* GIVEN INSTRUCTION *
Reproduce the listing word for word, leaving every picture behind.

>>>>

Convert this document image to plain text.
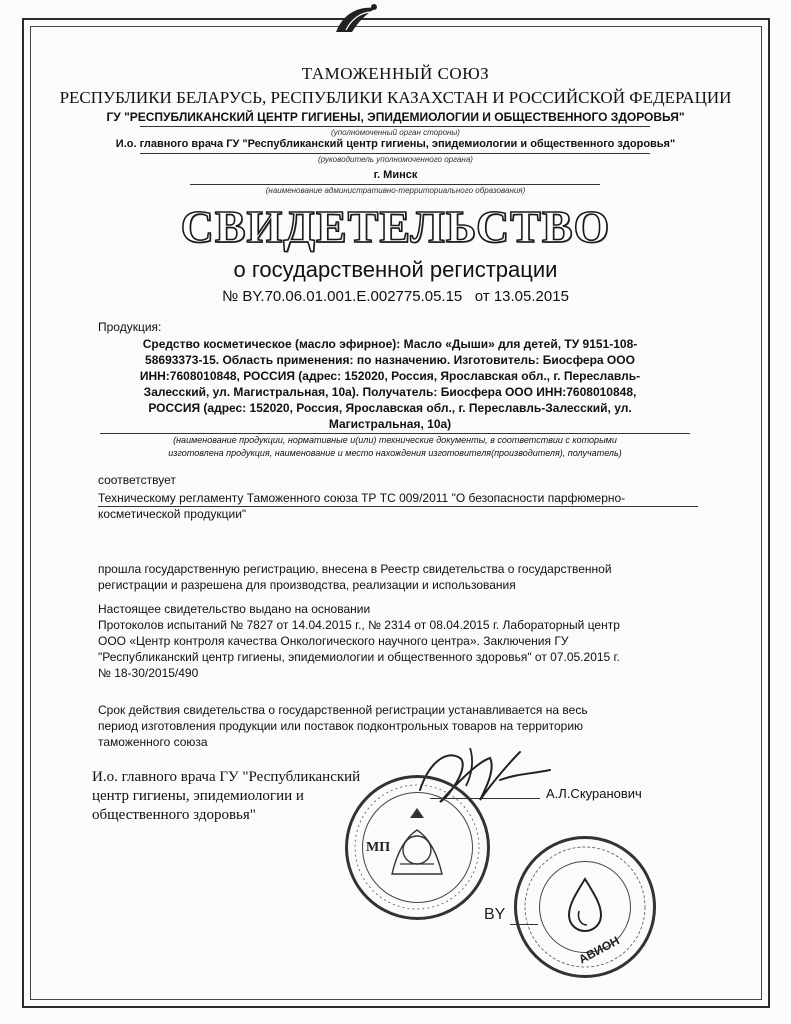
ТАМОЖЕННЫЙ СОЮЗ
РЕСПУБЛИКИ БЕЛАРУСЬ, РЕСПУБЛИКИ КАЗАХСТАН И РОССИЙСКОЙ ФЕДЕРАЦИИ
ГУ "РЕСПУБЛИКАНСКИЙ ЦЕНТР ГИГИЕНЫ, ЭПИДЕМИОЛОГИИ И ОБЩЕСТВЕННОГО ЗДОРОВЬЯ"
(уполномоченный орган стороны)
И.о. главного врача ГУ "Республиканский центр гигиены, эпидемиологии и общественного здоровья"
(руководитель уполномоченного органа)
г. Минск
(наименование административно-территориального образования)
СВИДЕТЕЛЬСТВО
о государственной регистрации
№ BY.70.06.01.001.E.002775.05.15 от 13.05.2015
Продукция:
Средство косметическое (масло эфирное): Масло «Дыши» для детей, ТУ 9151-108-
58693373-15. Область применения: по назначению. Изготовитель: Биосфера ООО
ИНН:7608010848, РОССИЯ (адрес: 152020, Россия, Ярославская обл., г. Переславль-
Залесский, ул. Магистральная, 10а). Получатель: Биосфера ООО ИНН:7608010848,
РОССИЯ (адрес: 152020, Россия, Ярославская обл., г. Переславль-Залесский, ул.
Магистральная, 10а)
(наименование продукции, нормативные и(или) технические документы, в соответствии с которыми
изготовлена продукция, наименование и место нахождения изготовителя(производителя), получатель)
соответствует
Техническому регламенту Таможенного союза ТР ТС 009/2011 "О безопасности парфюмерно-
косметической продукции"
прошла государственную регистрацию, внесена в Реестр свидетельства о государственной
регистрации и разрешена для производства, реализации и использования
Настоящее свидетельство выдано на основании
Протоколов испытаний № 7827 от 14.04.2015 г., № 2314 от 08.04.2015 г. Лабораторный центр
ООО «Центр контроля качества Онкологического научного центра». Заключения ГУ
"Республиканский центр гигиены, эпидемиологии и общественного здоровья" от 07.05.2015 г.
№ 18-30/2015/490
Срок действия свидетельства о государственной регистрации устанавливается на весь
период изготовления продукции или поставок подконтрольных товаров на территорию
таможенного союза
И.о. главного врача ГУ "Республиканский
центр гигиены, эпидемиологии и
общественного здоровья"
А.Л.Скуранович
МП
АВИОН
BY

<<<<

* RESULT FOR THIS TASK *
Convert this document image to plain text.
ТАМОЖЕННЫЙ СОЮЗ
РЕСПУБЛИКИ БЕЛАРУСЬ, РЕСПУБЛИКИ КАЗАХСТАН И РОССИЙСКОЙ ФЕДЕРАЦИИ
ГУ "РЕСПУБЛИКАНСКИЙ ЦЕНТР ГИГИЕНЫ, ЭПИДЕМИОЛОГИИ И ОБЩЕСТВЕННОГО ЗДОРОВЬЯ"
(уполномоченный орган стороны)
И.о. главного врача ГУ "Республиканский центр гигиены, эпидемиологии и общественного здоровья"
(руководитель уполномоченного органа)
г. Минск
(наименование административно-территориального образования)
СВИДЕТЕЛЬСТВО
о государственной регистрации
№ BY.70.06.01.001.E.002775.05.15 от 13.05.2015
Продукция:
Средство косметическое (масло эфирное): Масло «Дыши» для детей, ТУ 9151-108-
58693373-15. Область применения: по назначению. Изготовитель: Биосфера ООО
ИНН:7608010848, РОССИЯ (адрес: 152020, Россия, Ярославская обл., г. Переславль-
Залесский, ул. Магистральная, 10а). Получатель: Биосфера ООО ИНН:7608010848,
РОССИЯ (адрес: 152020, Россия, Ярославская обл., г. Переславль-Залесский, ул.
Магистральная, 10а)
(наименование продукции, нормативные и(или) технические документы, в соответствии с которыми
изготовлена продукция, наименование и место нахождения изготовителя(производителя), получатель)
соответствует
Техническому регламенту Таможенного союза ТР ТС 009/2011 "О безопасности парфюмерно-
косметической продукции"
прошла государственную регистрацию, внесена в Реестр свидетельства о государственной
регистрации и разрешена для производства, реализации и использования
Настоящее свидетельство выдано на основании
Протоколов испытаний № 7827 от 14.04.2015 г., № 2314 от 08.04.2015 г. Лабораторный центр
ООО «Центр контроля качества Онкологического научного центра». Заключения ГУ
"Республиканский центр гигиены, эпидемиологии и общественного здоровья" от 07.05.2015 г.
№ 18-30/2015/490
Срок действия свидетельства о государственной регистрации устанавливается на весь
период изготовления продукции или поставок подконтрольных товаров на территорию
таможенного союза
И.о. главного врача ГУ "Республиканский
центр гигиены, эпидемиологии и
общественного здоровья"
А.Л.Скуранович
МП
АВИОН
BY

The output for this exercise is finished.